Goal -
Pull out all lines from the listing below in which the word "this" appears.

Stored data entries:

-----

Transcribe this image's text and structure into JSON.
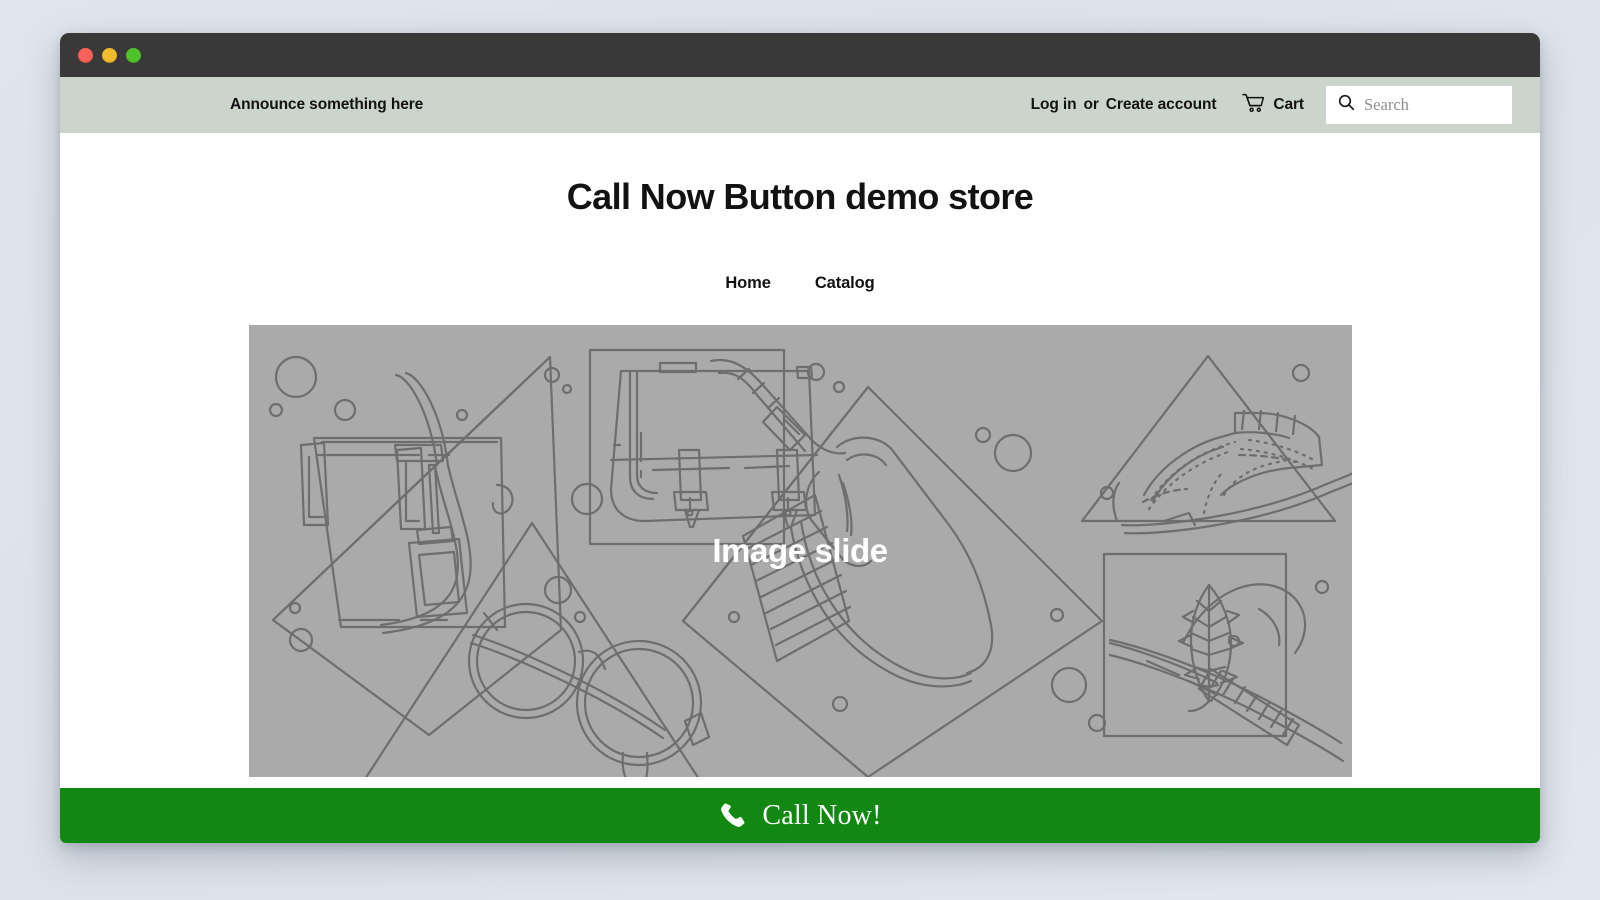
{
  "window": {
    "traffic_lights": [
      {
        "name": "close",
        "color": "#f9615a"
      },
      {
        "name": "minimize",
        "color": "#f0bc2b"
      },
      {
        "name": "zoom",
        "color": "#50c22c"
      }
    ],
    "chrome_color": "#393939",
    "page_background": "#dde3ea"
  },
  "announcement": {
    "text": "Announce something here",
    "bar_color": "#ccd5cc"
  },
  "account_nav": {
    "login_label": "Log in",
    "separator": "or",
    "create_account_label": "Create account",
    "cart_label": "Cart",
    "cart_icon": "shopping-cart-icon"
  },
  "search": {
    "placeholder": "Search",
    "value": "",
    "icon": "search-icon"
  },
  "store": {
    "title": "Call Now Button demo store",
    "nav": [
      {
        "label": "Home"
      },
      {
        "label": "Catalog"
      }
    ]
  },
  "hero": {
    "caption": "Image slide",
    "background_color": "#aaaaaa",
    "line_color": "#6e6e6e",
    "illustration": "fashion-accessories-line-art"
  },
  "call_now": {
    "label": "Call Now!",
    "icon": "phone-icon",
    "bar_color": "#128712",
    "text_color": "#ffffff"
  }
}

-----

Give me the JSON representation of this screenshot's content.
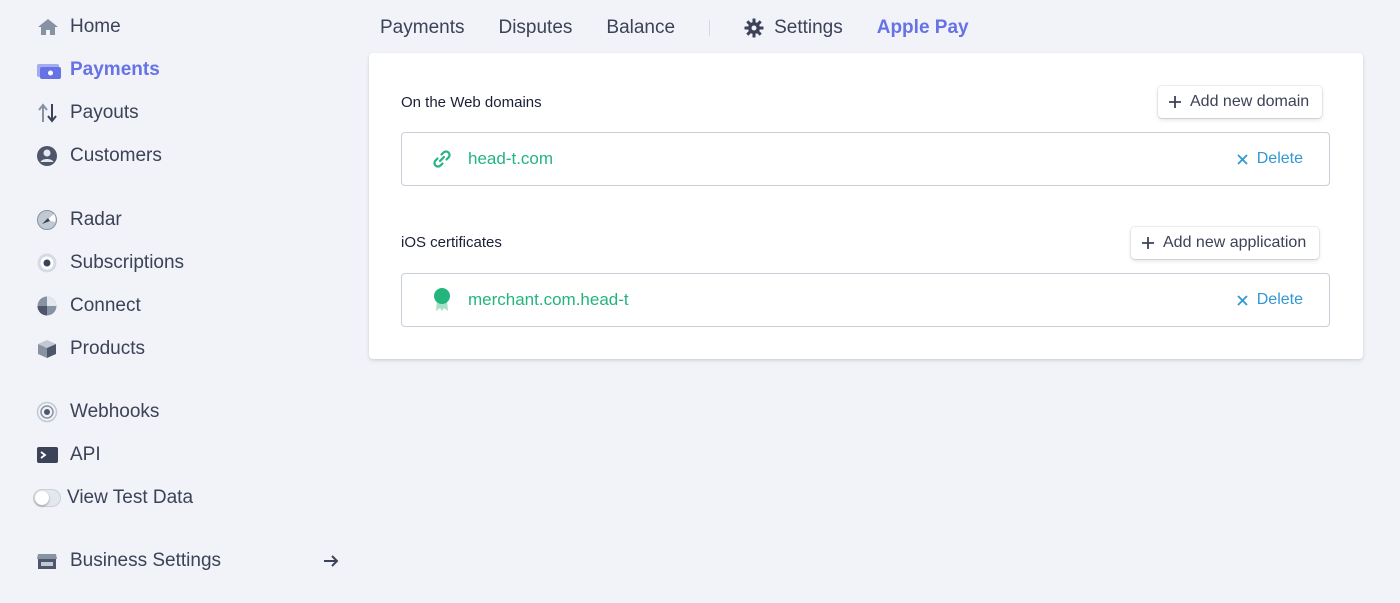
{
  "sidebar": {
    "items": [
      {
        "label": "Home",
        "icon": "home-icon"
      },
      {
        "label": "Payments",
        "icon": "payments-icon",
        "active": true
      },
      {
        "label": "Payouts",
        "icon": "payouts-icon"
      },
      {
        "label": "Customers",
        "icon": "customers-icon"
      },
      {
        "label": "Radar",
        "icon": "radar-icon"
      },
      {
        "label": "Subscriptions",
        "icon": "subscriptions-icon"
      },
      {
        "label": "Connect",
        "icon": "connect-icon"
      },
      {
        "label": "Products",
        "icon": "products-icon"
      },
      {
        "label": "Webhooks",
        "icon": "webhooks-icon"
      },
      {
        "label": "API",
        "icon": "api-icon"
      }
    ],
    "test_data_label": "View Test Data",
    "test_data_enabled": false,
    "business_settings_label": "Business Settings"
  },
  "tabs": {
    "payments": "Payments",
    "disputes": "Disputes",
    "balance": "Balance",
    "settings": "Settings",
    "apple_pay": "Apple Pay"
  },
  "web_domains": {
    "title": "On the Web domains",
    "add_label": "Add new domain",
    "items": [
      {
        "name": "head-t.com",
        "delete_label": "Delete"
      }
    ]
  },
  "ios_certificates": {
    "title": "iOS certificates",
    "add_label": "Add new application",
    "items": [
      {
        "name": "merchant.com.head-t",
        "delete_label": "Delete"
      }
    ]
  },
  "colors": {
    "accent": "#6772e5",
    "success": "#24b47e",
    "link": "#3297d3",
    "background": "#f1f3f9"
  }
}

-----

Worked solution -
Transcribe this image's text and structure into JSON.
Give me the JSON representation of this screenshot's content.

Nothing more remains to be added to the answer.